> Available data
* * * * * * * * *

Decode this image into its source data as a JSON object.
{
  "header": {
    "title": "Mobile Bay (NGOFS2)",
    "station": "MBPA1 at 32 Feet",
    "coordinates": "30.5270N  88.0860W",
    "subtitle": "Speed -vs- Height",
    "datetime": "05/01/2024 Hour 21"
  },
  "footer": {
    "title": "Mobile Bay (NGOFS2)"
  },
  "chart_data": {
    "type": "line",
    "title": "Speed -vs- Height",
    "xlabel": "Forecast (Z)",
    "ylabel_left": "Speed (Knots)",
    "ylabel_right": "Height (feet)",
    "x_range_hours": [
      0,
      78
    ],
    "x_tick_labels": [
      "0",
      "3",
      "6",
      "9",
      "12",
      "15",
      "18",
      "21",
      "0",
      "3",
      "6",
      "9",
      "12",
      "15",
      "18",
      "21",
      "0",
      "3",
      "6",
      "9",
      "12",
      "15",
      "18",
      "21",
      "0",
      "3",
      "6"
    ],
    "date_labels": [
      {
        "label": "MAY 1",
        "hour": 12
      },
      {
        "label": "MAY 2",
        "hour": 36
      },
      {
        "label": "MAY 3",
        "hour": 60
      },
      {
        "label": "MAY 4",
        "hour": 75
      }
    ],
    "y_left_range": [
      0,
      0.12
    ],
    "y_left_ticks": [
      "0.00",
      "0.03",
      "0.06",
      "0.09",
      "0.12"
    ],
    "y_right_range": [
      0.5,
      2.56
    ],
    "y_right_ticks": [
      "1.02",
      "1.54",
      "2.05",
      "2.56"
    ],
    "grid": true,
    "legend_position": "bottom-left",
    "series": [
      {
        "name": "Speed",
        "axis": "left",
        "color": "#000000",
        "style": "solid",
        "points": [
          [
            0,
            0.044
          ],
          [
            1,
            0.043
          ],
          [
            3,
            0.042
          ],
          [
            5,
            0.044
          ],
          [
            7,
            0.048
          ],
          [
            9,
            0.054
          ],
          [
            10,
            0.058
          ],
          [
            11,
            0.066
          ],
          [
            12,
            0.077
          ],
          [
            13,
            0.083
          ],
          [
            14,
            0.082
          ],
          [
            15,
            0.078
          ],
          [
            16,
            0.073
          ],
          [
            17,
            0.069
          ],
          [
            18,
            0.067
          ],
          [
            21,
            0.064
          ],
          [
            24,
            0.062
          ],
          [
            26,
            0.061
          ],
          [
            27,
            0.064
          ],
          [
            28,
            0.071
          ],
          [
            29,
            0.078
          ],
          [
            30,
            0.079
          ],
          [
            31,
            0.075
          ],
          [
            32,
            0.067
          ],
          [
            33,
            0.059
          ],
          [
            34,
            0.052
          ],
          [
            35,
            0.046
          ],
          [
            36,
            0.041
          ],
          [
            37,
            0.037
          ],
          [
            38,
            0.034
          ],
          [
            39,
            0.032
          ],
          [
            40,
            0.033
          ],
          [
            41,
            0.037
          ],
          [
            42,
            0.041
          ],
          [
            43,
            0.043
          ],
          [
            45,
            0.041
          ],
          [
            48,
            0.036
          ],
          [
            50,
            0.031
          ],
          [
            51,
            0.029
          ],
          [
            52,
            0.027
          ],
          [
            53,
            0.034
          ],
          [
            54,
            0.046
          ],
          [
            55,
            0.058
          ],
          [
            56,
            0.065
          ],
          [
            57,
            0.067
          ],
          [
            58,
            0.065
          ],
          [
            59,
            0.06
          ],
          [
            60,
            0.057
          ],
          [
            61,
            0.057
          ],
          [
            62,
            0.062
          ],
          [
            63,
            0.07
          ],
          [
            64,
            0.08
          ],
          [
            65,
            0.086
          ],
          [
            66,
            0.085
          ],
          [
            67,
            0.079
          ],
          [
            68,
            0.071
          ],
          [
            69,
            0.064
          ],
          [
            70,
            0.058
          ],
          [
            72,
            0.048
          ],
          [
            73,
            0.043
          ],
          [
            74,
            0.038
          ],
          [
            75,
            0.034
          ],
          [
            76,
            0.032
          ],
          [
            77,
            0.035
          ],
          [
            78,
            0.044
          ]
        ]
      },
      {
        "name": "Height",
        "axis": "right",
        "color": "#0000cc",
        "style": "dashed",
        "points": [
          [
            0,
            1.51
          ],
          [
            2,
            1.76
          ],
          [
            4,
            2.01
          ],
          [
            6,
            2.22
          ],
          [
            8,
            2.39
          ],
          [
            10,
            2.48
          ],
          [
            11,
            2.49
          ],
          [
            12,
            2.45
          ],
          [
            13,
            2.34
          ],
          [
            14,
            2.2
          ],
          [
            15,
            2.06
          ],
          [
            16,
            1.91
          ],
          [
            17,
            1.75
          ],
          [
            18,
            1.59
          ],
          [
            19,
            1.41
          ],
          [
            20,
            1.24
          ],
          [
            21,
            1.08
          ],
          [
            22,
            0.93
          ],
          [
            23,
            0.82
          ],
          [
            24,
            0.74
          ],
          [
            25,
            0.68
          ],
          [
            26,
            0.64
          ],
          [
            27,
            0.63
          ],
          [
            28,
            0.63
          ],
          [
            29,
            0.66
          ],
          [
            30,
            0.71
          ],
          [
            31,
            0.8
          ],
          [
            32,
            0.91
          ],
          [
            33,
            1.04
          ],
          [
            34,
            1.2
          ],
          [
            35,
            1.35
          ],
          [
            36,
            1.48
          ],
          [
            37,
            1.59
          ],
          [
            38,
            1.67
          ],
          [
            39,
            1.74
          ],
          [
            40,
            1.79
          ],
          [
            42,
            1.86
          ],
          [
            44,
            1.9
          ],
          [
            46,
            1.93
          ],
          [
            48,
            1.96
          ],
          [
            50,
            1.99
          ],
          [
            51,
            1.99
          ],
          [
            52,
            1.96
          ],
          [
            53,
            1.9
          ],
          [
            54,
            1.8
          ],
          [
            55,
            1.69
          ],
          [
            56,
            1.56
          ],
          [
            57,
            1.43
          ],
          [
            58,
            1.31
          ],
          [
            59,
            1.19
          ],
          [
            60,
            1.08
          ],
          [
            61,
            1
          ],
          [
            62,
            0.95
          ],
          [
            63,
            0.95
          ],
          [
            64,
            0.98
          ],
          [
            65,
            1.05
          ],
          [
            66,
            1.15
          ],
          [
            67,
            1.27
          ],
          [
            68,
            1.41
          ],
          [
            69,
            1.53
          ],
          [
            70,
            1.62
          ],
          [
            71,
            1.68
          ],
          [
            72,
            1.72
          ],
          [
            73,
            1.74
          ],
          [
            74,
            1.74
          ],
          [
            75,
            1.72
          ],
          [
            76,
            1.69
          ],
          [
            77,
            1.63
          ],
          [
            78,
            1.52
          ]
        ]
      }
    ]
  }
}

* * * * * * * * *

> Goal of the exercise
Using the listing above, reproduce each line without omission.

> Task solution
Decode this image into its source data as a JSON object.
{
  "header": {
    "title": "Mobile Bay (NGOFS2)",
    "station": "MBPA1 at 32 Feet",
    "coordinates": "30.5270N  88.0860W",
    "subtitle": "Speed -vs- Height",
    "datetime": "05/01/2024 Hour 21"
  },
  "footer": {
    "title": "Mobile Bay (NGOFS2)"
  },
  "chart_data": {
    "type": "line",
    "title": "Speed -vs- Height",
    "xlabel": "Forecast (Z)",
    "ylabel_left": "Speed (Knots)",
    "ylabel_right": "Height (feet)",
    "x_range_hours": [
      0,
      78
    ],
    "x_tick_labels": [
      "0",
      "3",
      "6",
      "9",
      "12",
      "15",
      "18",
      "21",
      "0",
      "3",
      "6",
      "9",
      "12",
      "15",
      "18",
      "21",
      "0",
      "3",
      "6",
      "9",
      "12",
      "15",
      "18",
      "21",
      "0",
      "3",
      "6"
    ],
    "date_labels": [
      {
        "label": "MAY 1",
        "hour": 12
      },
      {
        "label": "MAY 2",
        "hour": 36
      },
      {
        "label": "MAY 3",
        "hour": 60
      },
      {
        "label": "MAY 4",
        "hour": 75
      }
    ],
    "y_left_range": [
      0,
      0.12
    ],
    "y_left_ticks": [
      "0.00",
      "0.03",
      "0.06",
      "0.09",
      "0.12"
    ],
    "y_right_range": [
      0.5,
      2.56
    ],
    "y_right_ticks": [
      "1.02",
      "1.54",
      "2.05",
      "2.56"
    ],
    "grid": true,
    "legend_position": "bottom-left",
    "series": [
      {
        "name": "Speed",
        "axis": "left",
        "color": "#000000",
        "style": "solid",
        "points": [
          [
            0,
            0.044
          ],
          [
            1,
            0.043
          ],
          [
            3,
            0.042
          ],
          [
            5,
            0.044
          ],
          [
            7,
            0.048
          ],
          [
            9,
            0.054
          ],
          [
            10,
            0.058
          ],
          [
            11,
            0.066
          ],
          [
            12,
            0.077
          ],
          [
            13,
            0.083
          ],
          [
            14,
            0.082
          ],
          [
            15,
            0.078
          ],
          [
            16,
            0.073
          ],
          [
            17,
            0.069
          ],
          [
            18,
            0.067
          ],
          [
            21,
            0.064
          ],
          [
            24,
            0.062
          ],
          [
            26,
            0.061
          ],
          [
            27,
            0.064
          ],
          [
            28,
            0.071
          ],
          [
            29,
            0.078
          ],
          [
            30,
            0.079
          ],
          [
            31,
            0.075
          ],
          [
            32,
            0.067
          ],
          [
            33,
            0.059
          ],
          [
            34,
            0.052
          ],
          [
            35,
            0.046
          ],
          [
            36,
            0.041
          ],
          [
            37,
            0.037
          ],
          [
            38,
            0.034
          ],
          [
            39,
            0.032
          ],
          [
            40,
            0.033
          ],
          [
            41,
            0.037
          ],
          [
            42,
            0.041
          ],
          [
            43,
            0.043
          ],
          [
            45,
            0.041
          ],
          [
            48,
            0.036
          ],
          [
            50,
            0.031
          ],
          [
            51,
            0.029
          ],
          [
            52,
            0.027
          ],
          [
            53,
            0.034
          ],
          [
            54,
            0.046
          ],
          [
            55,
            0.058
          ],
          [
            56,
            0.065
          ],
          [
            57,
            0.067
          ],
          [
            58,
            0.065
          ],
          [
            59,
            0.06
          ],
          [
            60,
            0.057
          ],
          [
            61,
            0.057
          ],
          [
            62,
            0.062
          ],
          [
            63,
            0.07
          ],
          [
            64,
            0.08
          ],
          [
            65,
            0.086
          ],
          [
            66,
            0.085
          ],
          [
            67,
            0.079
          ],
          [
            68,
            0.071
          ],
          [
            69,
            0.064
          ],
          [
            70,
            0.058
          ],
          [
            72,
            0.048
          ],
          [
            73,
            0.043
          ],
          [
            74,
            0.038
          ],
          [
            75,
            0.034
          ],
          [
            76,
            0.032
          ],
          [
            77,
            0.035
          ],
          [
            78,
            0.044
          ]
        ]
      },
      {
        "name": "Height",
        "axis": "right",
        "color": "#0000cc",
        "style": "dashed",
        "points": [
          [
            0,
            1.51
          ],
          [
            2,
            1.76
          ],
          [
            4,
            2.01
          ],
          [
            6,
            2.22
          ],
          [
            8,
            2.39
          ],
          [
            10,
            2.48
          ],
          [
            11,
            2.49
          ],
          [
            12,
            2.45
          ],
          [
            13,
            2.34
          ],
          [
            14,
            2.2
          ],
          [
            15,
            2.06
          ],
          [
            16,
            1.91
          ],
          [
            17,
            1.75
          ],
          [
            18,
            1.59
          ],
          [
            19,
            1.41
          ],
          [
            20,
            1.24
          ],
          [
            21,
            1.08
          ],
          [
            22,
            0.93
          ],
          [
            23,
            0.82
          ],
          [
            24,
            0.74
          ],
          [
            25,
            0.68
          ],
          [
            26,
            0.64
          ],
          [
            27,
            0.63
          ],
          [
            28,
            0.63
          ],
          [
            29,
            0.66
          ],
          [
            30,
            0.71
          ],
          [
            31,
            0.8
          ],
          [
            32,
            0.91
          ],
          [
            33,
            1.04
          ],
          [
            34,
            1.2
          ],
          [
            35,
            1.35
          ],
          [
            36,
            1.48
          ],
          [
            37,
            1.59
          ],
          [
            38,
            1.67
          ],
          [
            39,
            1.74
          ],
          [
            40,
            1.79
          ],
          [
            42,
            1.86
          ],
          [
            44,
            1.9
          ],
          [
            46,
            1.93
          ],
          [
            48,
            1.96
          ],
          [
            50,
            1.99
          ],
          [
            51,
            1.99
          ],
          [
            52,
            1.96
          ],
          [
            53,
            1.9
          ],
          [
            54,
            1.8
          ],
          [
            55,
            1.69
          ],
          [
            56,
            1.56
          ],
          [
            57,
            1.43
          ],
          [
            58,
            1.31
          ],
          [
            59,
            1.19
          ],
          [
            60,
            1.08
          ],
          [
            61,
            1
          ],
          [
            62,
            0.95
          ],
          [
            63,
            0.95
          ],
          [
            64,
            0.98
          ],
          [
            65,
            1.05
          ],
          [
            66,
            1.15
          ],
          [
            67,
            1.27
          ],
          [
            68,
            1.41
          ],
          [
            69,
            1.53
          ],
          [
            70,
            1.62
          ],
          [
            71,
            1.68
          ],
          [
            72,
            1.72
          ],
          [
            73,
            1.74
          ],
          [
            74,
            1.74
          ],
          [
            75,
            1.72
          ],
          [
            76,
            1.69
          ],
          [
            77,
            1.63
          ],
          [
            78,
            1.52
          ]
        ]
      }
    ]
  }
}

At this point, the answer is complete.